# [REQUIRED WORK]
What is the number of lines holding the word "JSON"? Give that number alone.
-- start of INPUT MATERIAL --
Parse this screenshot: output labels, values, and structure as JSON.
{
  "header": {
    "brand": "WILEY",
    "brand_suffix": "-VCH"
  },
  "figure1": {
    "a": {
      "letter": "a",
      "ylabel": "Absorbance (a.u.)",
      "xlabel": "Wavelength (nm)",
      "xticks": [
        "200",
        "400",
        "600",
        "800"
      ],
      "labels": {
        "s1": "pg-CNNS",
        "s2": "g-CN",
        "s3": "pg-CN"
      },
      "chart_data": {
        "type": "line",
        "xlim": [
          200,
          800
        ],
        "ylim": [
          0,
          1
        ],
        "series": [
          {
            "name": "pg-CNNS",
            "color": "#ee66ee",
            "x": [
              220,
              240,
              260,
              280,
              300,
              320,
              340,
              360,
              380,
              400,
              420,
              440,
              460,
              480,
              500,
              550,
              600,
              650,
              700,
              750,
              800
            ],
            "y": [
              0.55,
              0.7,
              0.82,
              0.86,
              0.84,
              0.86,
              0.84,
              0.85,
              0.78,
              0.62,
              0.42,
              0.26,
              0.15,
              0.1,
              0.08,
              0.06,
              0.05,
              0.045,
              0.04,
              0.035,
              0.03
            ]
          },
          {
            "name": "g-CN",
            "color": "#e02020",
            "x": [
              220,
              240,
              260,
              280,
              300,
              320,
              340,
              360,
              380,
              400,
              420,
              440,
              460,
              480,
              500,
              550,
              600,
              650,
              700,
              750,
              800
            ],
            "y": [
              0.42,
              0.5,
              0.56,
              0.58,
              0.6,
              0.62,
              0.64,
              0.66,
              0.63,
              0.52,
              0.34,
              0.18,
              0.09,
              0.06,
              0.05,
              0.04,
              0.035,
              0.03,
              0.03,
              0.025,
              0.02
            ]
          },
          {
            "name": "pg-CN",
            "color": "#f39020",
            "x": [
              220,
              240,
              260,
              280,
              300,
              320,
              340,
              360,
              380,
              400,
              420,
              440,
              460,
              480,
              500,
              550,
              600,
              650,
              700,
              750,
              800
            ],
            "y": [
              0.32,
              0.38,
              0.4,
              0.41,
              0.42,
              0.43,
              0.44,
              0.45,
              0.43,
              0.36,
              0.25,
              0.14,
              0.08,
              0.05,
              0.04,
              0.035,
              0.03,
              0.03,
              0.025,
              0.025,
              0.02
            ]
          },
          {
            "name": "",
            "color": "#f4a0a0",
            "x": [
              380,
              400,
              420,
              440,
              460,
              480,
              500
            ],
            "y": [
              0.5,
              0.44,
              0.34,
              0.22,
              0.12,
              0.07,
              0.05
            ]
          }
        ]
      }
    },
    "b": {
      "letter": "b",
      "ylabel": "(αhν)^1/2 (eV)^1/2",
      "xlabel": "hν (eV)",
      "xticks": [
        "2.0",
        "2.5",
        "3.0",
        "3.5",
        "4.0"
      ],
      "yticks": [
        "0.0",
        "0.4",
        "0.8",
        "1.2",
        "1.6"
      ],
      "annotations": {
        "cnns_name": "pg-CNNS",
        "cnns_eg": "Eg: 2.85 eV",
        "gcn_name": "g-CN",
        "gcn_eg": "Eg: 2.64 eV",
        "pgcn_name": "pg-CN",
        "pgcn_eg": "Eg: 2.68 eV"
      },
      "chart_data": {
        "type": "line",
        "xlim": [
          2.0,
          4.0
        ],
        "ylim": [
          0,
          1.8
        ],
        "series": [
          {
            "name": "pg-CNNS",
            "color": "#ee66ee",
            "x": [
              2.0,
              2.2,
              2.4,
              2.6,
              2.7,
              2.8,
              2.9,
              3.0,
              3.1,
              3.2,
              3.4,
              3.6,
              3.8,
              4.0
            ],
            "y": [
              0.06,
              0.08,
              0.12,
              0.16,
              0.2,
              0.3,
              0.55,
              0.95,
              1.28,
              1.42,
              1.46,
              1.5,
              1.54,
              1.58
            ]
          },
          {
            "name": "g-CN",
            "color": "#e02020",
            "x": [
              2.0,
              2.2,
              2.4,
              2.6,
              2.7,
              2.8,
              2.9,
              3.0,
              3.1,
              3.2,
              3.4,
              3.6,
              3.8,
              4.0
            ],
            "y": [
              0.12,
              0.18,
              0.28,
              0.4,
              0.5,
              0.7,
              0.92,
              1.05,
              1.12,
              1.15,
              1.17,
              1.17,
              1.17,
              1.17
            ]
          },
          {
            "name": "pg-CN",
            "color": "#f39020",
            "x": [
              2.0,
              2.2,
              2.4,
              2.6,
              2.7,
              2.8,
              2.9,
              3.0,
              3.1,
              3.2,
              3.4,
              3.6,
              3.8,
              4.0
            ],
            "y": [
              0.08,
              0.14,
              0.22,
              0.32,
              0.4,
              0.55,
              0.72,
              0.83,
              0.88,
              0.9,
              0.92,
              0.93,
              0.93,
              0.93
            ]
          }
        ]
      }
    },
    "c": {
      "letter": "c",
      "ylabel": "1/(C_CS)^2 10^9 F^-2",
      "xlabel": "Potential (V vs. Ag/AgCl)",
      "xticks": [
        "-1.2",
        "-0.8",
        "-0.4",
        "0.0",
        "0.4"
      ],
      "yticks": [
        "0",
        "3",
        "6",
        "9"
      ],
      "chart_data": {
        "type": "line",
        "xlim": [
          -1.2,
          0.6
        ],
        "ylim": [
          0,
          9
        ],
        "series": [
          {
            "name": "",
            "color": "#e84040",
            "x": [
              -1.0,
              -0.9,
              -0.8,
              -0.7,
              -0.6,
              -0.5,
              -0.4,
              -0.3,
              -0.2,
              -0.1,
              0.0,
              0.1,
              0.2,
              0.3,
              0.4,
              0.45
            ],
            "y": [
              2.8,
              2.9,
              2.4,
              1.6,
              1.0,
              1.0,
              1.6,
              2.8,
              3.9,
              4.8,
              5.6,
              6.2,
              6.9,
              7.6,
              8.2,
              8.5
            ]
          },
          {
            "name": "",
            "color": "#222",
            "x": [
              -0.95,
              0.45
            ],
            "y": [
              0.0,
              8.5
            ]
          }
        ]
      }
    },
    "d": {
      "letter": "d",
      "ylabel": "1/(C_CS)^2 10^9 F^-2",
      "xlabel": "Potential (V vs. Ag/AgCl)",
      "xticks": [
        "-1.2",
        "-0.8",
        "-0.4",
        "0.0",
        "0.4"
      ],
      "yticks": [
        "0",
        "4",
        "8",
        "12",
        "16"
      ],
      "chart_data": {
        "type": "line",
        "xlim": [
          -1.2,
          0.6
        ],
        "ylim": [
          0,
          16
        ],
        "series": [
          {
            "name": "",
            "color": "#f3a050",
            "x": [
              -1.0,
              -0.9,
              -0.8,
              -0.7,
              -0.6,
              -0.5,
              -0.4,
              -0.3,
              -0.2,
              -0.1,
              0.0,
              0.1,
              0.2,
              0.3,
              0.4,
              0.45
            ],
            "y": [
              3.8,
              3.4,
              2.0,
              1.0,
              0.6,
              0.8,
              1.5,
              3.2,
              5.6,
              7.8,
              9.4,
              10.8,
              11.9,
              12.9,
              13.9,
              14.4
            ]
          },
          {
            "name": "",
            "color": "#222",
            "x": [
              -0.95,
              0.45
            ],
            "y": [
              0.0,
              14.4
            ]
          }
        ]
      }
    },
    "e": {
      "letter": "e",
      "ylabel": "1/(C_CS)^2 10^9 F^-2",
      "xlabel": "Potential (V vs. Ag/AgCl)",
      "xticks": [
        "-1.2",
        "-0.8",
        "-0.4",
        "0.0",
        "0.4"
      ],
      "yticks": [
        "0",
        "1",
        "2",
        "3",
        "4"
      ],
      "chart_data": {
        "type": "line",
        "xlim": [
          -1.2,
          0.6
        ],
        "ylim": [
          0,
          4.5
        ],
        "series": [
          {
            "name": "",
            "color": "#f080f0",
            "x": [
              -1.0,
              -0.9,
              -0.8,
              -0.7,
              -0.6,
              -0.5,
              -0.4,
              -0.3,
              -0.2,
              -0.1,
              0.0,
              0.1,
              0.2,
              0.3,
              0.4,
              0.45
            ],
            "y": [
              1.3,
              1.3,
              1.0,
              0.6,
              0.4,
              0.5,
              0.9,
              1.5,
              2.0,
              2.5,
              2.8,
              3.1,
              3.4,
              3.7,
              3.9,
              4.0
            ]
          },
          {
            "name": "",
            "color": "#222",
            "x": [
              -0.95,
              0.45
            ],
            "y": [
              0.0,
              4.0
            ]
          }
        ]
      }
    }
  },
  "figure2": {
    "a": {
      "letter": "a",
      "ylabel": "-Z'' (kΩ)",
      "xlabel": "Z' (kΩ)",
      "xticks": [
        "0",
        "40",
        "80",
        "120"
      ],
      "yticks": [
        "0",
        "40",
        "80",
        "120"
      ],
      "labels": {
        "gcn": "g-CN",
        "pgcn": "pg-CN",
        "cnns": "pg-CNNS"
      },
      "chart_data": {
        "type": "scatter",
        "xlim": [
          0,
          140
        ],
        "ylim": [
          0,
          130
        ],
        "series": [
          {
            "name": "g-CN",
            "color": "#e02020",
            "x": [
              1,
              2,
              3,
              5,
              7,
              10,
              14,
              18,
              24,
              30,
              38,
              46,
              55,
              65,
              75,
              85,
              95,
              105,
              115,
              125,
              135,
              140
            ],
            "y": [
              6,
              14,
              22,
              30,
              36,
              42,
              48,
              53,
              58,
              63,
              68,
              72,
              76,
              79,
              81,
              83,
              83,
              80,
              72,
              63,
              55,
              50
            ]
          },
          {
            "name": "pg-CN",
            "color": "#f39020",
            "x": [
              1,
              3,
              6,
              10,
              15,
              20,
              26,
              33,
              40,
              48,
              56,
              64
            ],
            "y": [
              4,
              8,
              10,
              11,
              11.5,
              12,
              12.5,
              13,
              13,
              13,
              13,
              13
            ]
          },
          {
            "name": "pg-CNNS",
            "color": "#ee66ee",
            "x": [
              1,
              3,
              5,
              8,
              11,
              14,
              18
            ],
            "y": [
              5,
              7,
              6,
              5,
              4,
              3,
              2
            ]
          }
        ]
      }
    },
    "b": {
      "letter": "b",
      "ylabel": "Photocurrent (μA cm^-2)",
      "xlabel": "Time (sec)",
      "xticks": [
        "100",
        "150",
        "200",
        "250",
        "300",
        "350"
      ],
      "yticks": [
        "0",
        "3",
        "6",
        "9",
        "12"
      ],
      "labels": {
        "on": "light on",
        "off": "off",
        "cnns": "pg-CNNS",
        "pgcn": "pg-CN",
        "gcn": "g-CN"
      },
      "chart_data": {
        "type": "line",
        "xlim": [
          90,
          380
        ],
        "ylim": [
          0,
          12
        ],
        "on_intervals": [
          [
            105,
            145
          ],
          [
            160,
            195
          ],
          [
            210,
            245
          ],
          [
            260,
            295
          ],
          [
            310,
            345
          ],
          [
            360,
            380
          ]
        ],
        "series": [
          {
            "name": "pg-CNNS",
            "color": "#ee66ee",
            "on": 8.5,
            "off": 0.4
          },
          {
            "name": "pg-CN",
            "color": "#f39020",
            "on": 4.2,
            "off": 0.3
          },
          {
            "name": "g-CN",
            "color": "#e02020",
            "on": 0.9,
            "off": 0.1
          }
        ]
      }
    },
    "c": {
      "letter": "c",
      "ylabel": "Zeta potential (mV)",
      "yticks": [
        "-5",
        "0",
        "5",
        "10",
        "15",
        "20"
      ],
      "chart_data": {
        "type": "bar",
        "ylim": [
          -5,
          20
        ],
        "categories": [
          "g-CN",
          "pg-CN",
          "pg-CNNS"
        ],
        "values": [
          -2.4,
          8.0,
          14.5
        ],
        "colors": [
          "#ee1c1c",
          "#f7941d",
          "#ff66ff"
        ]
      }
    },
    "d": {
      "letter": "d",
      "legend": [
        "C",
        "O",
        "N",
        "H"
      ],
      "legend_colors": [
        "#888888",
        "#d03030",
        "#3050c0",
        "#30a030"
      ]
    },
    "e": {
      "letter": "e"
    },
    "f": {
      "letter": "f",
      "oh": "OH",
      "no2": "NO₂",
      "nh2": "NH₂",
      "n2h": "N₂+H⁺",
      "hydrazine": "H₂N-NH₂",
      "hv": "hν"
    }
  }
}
-- end of INPUT MATERIAL --
-- start of INPUT MATERIAL --
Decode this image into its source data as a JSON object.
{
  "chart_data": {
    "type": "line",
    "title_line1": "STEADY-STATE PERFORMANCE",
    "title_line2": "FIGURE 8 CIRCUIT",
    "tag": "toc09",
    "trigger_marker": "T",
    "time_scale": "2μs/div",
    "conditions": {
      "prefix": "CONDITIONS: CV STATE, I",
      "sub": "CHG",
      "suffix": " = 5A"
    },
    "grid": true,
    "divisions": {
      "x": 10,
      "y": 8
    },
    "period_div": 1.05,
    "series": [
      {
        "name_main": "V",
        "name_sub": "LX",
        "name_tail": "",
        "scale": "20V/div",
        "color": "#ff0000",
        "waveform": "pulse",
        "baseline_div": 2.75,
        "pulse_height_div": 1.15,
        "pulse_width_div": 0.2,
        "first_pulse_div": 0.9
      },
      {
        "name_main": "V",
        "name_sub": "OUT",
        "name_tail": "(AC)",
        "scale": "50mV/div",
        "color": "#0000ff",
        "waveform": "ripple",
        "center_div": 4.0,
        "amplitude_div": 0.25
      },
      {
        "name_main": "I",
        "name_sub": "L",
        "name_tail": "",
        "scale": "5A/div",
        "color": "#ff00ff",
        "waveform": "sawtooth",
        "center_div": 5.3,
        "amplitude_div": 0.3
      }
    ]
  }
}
-- end of INPUT MATERIAL --
-- start of INPUT MATERIAL --
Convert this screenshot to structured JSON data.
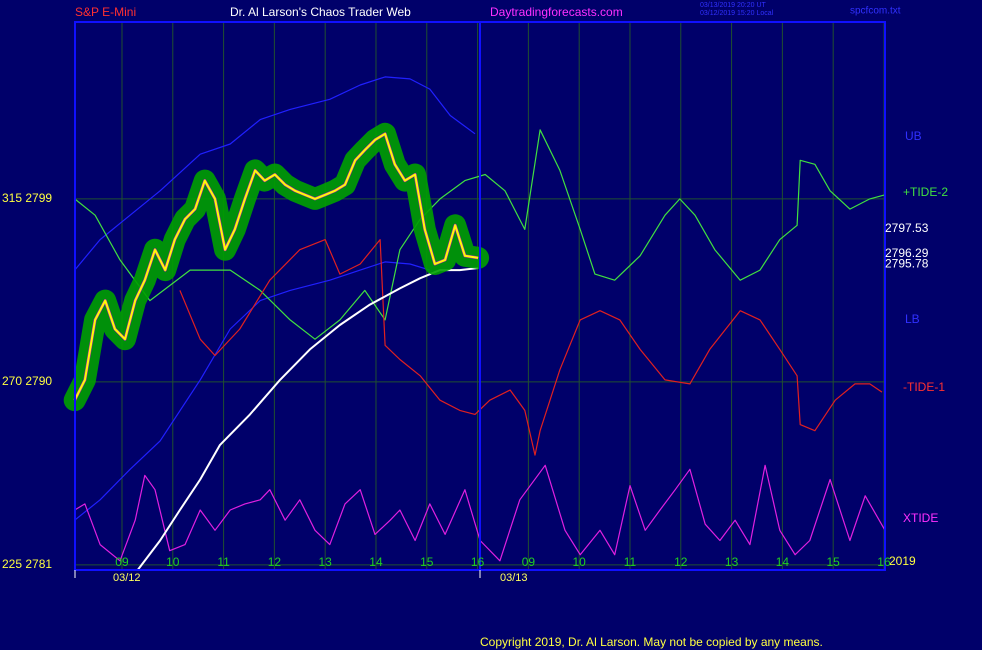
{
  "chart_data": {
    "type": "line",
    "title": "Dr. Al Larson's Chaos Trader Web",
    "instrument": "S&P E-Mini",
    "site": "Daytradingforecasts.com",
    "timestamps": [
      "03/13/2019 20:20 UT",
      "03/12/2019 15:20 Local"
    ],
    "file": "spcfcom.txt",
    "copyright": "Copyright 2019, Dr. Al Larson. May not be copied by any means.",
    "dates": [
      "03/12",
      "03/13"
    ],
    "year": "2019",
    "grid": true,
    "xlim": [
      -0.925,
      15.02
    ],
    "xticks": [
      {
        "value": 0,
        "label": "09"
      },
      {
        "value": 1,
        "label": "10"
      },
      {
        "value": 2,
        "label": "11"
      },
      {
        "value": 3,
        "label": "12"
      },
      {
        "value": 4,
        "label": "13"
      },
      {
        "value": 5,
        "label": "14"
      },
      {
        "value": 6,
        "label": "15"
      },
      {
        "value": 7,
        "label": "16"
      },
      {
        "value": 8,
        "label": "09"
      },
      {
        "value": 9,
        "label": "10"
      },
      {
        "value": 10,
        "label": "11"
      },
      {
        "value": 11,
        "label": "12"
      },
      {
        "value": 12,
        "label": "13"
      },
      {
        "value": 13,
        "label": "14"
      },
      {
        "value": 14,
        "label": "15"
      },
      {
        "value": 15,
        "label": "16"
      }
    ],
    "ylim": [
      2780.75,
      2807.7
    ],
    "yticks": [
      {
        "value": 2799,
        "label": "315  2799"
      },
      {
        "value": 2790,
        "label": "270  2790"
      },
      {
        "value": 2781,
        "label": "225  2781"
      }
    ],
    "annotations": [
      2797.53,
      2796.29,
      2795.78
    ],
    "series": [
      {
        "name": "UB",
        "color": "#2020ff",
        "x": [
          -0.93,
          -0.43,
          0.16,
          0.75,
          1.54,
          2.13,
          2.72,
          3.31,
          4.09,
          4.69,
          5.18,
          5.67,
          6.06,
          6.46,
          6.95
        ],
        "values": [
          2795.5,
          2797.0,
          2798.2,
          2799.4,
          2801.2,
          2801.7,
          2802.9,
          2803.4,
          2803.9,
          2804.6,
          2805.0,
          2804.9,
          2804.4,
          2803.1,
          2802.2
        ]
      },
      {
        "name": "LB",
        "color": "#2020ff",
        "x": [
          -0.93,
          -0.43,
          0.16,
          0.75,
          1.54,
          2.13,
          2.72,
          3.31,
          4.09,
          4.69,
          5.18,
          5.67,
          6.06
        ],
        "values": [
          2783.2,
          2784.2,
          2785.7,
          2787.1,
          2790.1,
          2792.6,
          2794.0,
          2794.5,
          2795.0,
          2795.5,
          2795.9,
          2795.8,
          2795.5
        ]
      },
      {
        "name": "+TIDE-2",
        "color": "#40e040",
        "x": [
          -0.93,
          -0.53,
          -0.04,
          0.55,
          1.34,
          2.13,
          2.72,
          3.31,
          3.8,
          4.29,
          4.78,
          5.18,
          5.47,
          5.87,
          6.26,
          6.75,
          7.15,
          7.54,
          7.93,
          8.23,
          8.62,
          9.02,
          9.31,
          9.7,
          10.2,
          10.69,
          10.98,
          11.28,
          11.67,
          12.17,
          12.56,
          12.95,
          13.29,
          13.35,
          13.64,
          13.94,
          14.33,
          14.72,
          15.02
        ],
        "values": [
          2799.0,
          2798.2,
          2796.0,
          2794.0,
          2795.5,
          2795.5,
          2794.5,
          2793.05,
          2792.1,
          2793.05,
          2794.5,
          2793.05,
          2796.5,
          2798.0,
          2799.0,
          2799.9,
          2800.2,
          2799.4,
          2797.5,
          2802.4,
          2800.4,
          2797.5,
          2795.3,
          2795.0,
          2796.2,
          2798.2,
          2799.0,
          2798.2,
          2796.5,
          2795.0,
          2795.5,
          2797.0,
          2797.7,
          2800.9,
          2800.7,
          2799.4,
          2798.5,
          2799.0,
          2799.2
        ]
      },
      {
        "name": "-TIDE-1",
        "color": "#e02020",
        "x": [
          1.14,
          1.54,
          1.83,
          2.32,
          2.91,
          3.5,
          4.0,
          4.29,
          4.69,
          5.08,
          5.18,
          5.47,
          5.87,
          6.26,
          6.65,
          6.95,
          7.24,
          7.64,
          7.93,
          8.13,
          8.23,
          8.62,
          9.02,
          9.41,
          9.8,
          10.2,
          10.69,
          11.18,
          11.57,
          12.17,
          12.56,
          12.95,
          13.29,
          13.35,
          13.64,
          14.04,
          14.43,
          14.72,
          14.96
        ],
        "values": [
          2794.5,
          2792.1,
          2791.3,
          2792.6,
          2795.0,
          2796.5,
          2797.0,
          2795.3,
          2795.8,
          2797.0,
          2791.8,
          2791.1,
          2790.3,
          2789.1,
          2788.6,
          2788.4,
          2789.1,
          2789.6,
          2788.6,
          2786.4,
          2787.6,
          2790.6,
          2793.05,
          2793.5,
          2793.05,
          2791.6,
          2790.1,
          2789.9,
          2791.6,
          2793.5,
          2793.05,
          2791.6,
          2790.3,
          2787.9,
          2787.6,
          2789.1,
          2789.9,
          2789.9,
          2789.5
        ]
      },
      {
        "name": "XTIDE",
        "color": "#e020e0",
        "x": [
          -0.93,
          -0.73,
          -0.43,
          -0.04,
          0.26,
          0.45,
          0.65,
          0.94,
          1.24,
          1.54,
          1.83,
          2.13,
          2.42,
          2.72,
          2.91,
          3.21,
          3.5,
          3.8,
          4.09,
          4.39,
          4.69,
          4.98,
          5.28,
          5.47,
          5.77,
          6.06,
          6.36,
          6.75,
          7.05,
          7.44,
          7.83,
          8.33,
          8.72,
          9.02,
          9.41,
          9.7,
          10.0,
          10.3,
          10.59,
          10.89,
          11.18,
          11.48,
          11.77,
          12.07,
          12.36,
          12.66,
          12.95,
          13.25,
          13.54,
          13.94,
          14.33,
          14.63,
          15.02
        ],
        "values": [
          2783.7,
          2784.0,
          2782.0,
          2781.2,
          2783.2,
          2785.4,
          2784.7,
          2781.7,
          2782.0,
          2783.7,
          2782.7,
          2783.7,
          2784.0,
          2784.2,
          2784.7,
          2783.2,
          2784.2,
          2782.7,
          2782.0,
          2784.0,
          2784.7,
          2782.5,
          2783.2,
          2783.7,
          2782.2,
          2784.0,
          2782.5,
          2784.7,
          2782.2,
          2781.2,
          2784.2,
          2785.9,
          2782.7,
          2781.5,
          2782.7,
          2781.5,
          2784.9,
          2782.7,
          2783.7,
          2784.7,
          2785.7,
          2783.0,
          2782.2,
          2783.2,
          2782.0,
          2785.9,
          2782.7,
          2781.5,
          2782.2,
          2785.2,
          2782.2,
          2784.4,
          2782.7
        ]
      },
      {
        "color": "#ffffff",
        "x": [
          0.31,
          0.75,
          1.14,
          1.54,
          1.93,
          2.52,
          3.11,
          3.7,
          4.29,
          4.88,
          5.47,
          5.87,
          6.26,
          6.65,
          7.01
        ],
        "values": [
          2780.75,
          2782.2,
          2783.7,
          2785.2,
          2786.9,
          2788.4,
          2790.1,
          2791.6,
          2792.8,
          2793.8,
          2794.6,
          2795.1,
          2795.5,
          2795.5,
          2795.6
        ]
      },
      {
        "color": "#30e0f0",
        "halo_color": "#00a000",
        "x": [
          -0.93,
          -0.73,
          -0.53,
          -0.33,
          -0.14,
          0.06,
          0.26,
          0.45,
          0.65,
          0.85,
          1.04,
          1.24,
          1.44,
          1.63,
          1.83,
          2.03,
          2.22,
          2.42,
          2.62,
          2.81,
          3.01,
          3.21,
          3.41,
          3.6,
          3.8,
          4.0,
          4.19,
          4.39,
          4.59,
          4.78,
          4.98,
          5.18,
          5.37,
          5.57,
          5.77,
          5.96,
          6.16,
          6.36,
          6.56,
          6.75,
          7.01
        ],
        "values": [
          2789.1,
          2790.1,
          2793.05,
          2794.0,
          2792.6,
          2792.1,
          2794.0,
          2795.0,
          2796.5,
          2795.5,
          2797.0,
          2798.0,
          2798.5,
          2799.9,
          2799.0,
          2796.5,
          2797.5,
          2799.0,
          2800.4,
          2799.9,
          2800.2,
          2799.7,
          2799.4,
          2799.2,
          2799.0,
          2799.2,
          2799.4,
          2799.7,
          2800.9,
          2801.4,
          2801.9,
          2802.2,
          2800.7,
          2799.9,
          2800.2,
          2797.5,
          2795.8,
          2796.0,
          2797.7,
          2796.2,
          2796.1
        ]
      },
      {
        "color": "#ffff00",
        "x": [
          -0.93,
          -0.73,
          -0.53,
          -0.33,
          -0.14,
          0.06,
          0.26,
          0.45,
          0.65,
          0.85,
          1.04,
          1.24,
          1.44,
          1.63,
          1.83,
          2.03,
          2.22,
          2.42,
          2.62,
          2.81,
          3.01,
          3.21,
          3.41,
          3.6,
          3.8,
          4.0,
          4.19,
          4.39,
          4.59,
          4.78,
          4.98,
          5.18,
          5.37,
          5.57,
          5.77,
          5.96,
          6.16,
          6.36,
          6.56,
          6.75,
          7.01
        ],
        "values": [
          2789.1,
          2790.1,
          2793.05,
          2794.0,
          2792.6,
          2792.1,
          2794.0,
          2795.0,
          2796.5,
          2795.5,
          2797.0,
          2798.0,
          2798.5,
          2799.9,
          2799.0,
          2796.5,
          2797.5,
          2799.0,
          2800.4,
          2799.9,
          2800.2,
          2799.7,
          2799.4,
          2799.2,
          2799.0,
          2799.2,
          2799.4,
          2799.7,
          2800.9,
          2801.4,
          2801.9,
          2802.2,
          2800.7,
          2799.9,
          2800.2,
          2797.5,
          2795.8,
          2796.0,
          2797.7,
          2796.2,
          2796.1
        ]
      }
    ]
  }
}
-- end of INPUT MATERIAL --
# [COMPLETE OUTPUT]
3